## STATED TASK
Locate all lines with the word "this". Copy them.

## THE RECORDS
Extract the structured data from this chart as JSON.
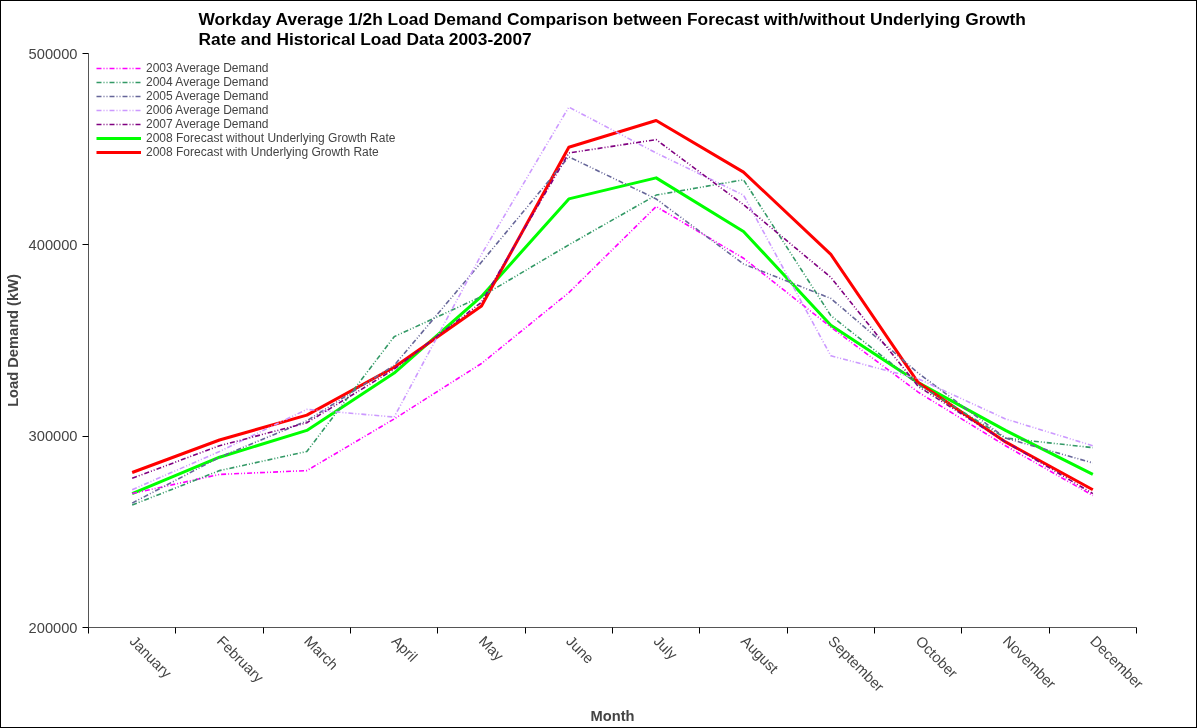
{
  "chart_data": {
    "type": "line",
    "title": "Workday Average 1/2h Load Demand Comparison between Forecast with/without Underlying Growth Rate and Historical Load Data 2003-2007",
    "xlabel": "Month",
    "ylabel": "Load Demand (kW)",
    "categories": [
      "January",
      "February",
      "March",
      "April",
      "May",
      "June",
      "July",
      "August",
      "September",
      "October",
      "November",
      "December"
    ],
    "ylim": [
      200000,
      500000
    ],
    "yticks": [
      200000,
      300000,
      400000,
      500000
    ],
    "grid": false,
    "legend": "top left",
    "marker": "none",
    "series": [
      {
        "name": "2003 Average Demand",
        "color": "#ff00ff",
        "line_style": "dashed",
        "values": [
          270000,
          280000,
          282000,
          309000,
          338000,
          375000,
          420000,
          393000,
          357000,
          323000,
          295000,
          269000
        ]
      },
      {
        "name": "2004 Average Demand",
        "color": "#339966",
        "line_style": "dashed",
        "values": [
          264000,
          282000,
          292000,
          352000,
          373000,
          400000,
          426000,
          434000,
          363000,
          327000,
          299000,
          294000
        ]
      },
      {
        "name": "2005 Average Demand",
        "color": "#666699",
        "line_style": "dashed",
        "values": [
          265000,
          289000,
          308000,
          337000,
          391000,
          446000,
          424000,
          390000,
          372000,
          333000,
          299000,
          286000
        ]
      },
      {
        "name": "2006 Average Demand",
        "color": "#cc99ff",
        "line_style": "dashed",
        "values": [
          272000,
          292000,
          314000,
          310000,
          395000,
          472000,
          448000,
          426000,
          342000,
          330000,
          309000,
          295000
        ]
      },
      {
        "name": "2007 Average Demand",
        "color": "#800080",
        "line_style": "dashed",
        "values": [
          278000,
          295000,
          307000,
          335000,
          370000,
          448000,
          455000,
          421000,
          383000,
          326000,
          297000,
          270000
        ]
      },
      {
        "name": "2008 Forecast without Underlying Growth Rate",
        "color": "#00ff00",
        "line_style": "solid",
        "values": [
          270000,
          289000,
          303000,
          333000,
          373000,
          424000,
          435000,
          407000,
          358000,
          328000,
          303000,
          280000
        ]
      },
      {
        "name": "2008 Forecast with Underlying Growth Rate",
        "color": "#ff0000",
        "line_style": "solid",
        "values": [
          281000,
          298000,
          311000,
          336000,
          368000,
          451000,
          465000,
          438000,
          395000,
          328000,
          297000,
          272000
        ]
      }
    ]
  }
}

---

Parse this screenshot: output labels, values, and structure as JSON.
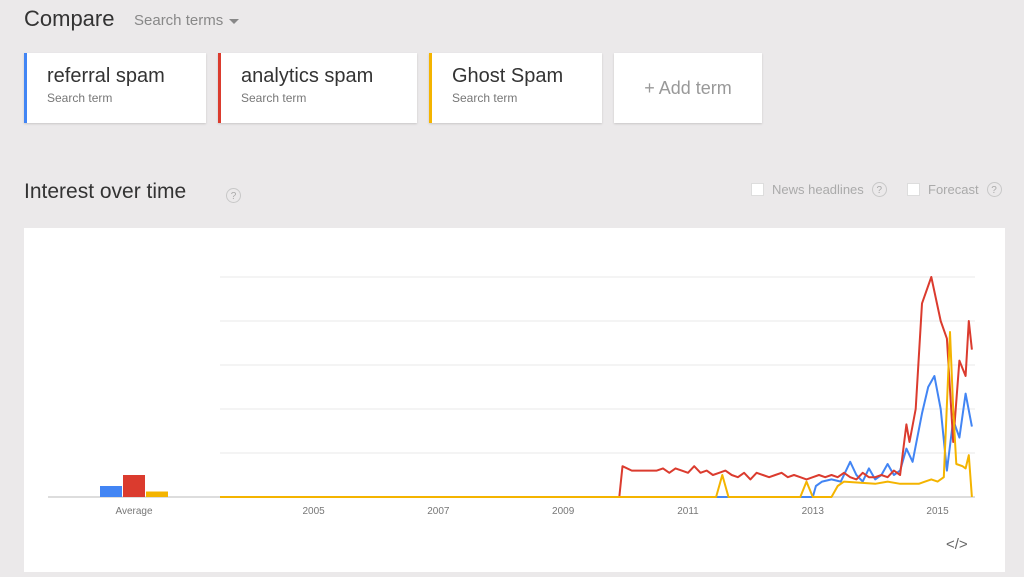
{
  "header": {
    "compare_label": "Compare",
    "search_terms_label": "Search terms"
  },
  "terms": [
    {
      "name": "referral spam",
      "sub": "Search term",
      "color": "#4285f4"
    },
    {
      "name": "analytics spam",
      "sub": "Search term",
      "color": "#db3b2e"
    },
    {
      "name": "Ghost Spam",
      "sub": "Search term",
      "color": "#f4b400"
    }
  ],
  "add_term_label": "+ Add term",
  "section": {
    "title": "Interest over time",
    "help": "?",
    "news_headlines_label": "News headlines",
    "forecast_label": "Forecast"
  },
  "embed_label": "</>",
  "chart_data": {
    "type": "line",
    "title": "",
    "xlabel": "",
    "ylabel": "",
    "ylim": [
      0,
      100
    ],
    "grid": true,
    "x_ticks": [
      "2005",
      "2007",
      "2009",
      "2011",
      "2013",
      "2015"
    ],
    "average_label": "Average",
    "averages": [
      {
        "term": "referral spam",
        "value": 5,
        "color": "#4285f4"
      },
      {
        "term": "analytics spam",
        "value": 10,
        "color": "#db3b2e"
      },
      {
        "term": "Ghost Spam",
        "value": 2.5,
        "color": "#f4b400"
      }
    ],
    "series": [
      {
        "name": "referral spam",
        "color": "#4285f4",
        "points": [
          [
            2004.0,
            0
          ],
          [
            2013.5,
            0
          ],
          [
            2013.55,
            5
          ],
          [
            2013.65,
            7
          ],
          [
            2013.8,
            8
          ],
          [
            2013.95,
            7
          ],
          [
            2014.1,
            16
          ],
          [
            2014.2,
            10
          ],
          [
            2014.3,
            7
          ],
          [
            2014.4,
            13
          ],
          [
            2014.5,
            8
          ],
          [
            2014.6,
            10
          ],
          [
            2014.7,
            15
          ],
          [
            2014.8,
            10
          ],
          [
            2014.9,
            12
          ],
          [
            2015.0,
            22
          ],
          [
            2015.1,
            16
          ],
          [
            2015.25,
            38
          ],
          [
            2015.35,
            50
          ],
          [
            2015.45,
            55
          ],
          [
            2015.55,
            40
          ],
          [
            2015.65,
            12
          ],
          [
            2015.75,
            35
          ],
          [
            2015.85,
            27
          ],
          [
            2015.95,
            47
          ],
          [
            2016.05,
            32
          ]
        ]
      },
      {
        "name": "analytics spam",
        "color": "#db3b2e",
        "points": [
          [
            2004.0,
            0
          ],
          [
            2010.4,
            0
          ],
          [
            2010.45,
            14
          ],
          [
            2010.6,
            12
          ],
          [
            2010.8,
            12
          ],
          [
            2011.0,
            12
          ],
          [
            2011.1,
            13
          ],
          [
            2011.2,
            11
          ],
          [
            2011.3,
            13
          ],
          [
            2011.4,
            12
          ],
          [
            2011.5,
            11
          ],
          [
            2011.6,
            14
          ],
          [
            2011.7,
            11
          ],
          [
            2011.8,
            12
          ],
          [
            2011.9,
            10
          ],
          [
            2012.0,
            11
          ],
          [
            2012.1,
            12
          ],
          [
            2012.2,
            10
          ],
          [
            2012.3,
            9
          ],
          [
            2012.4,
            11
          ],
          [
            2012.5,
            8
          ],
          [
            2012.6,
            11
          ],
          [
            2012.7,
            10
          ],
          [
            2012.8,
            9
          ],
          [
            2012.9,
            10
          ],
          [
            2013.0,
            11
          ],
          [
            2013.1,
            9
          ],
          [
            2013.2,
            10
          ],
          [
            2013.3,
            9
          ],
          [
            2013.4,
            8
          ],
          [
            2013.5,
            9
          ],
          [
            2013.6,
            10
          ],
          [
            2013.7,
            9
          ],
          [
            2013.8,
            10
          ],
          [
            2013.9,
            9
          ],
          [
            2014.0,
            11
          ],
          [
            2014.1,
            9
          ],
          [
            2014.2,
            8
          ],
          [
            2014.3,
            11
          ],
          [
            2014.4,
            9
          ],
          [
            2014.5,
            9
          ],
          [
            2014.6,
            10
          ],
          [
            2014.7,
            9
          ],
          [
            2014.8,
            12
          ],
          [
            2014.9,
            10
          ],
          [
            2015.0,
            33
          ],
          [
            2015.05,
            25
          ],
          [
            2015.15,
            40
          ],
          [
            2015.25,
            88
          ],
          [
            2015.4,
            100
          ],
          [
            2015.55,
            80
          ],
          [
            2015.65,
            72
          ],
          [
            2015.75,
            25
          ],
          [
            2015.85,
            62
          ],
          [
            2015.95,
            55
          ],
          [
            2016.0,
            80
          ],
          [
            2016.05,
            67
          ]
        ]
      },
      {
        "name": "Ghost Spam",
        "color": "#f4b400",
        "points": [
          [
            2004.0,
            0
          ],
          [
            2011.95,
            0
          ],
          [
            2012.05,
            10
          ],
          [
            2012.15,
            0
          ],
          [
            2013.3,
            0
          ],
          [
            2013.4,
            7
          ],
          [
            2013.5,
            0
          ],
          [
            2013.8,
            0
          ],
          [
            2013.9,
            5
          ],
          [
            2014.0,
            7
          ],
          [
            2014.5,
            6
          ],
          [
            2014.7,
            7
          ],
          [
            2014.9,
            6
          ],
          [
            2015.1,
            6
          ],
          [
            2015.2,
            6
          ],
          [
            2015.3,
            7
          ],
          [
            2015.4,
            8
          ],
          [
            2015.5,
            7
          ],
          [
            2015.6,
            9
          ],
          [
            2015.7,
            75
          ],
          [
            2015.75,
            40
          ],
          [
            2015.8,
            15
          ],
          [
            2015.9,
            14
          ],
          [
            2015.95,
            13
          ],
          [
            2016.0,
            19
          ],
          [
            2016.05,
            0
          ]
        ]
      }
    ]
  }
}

## RIGHT ANSWER
Extract the structured data from this chart as JSON.
Parse this screenshot: output labels, values, and structure as JSON.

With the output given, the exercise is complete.